* _What is asked_
Keep the pictures out of the copy and repeat the records exactly.

==== Given records

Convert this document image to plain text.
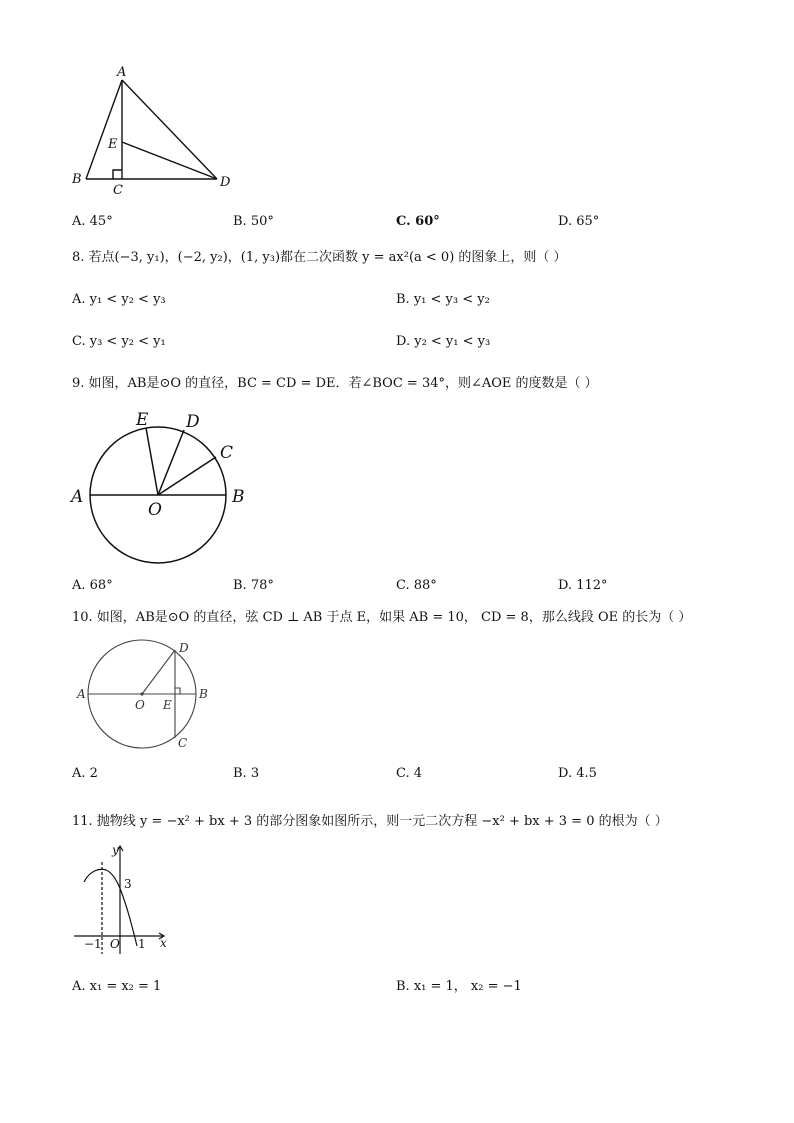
A
B
C
D
E
A. 45°	B. 50°	C. 60°	D. 65°
8. 若点(−3, y₁)，(−2, y₂)，(1, y₃)都在二次函数 y = ax²(a < 0) 的图象上，则（ ）
A. y₁ < y₂ < y₃	B. y₁ < y₃ < y₂
C. y₃ < y₂ < y₁	D. y₂ < y₁ < y₃
9. 如图，AB是⊙O 的直径，BC = CD = DE．若∠BOC = 34°，则∠AOE 的度数是（ ）
A	B
C
D
E
O
A. 68°	B. 78°	C. 88°	D. 112°
10. 如图，AB是⊙O 的直径，弦 CD ⊥ AB 于点 E，如果 AB = 10， CD = 8，那么线段 OE 的长为（ ）
A	B
C
D
E
O
A. 2	B. 3	C. 4	D. 4.5
11. 抛物线 y = −x² + bx + 3 的部分图象如图所示，则一元二次方程 −x² + bx + 3 = 0 的根为（ ）
y
x
O
3
−1	1
A. x₁ = x₂ = 1	B. x₁ = 1， x₂ = −1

========

* _Solution for this exercise_
Convert this document image to plain text.
A
B
C
D
E
A. 45°	B. 50°	C. 60°	D. 65°
8. 若点(−3, y₁)，(−2, y₂)，(1, y₃)都在二次函数 y = ax²(a < 0) 的图象上，则（ ）
A. y₁ < y₂ < y₃	B. y₁ < y₃ < y₂
C. y₃ < y₂ < y₁	D. y₂ < y₁ < y₃
9. 如图，AB是⊙O 的直径，BC = CD = DE．若∠BOC = 34°，则∠AOE 的度数是（ ）
A	B
C
D
E
O
A. 68°	B. 78°	C. 88°	D. 112°
10. 如图，AB是⊙O 的直径，弦 CD ⊥ AB 于点 E，如果 AB = 10， CD = 8，那么线段 OE 的长为（ ）
A	B
C
D
E
O
A. 2	B. 3	C. 4	D. 4.5
11. 抛物线 y = −x² + bx + 3 的部分图象如图所示，则一元二次方程 −x² + bx + 3 = 0 的根为（ ）
y
x
O
3
−1	1
A. x₁ = x₂ = 1	B. x₁ = 1， x₂ = −1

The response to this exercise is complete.